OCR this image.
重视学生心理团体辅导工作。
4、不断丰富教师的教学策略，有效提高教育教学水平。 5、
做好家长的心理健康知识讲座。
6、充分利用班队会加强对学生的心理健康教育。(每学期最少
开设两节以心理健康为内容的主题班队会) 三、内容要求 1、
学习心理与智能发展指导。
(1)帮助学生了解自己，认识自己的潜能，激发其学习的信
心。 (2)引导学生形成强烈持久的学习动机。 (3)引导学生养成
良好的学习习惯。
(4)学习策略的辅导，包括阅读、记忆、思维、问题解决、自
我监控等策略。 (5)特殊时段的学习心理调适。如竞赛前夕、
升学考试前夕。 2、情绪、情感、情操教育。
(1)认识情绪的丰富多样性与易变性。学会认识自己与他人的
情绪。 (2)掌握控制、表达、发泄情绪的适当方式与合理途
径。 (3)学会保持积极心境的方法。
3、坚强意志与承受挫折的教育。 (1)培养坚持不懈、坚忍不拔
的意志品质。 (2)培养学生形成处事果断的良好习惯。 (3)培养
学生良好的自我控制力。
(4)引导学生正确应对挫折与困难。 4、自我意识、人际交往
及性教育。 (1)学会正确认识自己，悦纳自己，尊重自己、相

_____

Word for word, write out all of the data above.

• **Solution**
OCR this image.
重视学生心理团体辅导工作。
4、不断丰富教师的教学策略，有效提高教育教学水平。 5、
做好家长的心理健康知识讲座。
6、充分利用班队会加强对学生的心理健康教育。(每学期最少
开设两节以心理健康为内容的主题班队会) 三、内容要求 1、
学习心理与智能发展指导。
(1)帮助学生了解自己，认识自己的潜能，激发其学习的信
心。 (2)引导学生形成强烈持久的学习动机。 (3)引导学生养成
良好的学习习惯。
(4)学习策略的辅导，包括阅读、记忆、思维、问题解决、自
我监控等策略。 (5)特殊时段的学习心理调适。如竞赛前夕、
升学考试前夕。 2、情绪、情感、情操教育。
(1)认识情绪的丰富多样性与易变性。学会认识自己与他人的
情绪。 (2)掌握控制、表达、发泄情绪的适当方式与合理途
径。 (3)学会保持积极心境的方法。
3、坚强意志与承受挫折的教育。 (1)培养坚持不懈、坚忍不拔
的意志品质。 (2)培养学生形成处事果断的良好习惯。 (3)培养
学生良好的自我控制力。
(4)引导学生正确应对挫折与困难。 4、自我意识、人际交往
及性教育。 (1)学会正确认识自己，悦纳自己，尊重自己、相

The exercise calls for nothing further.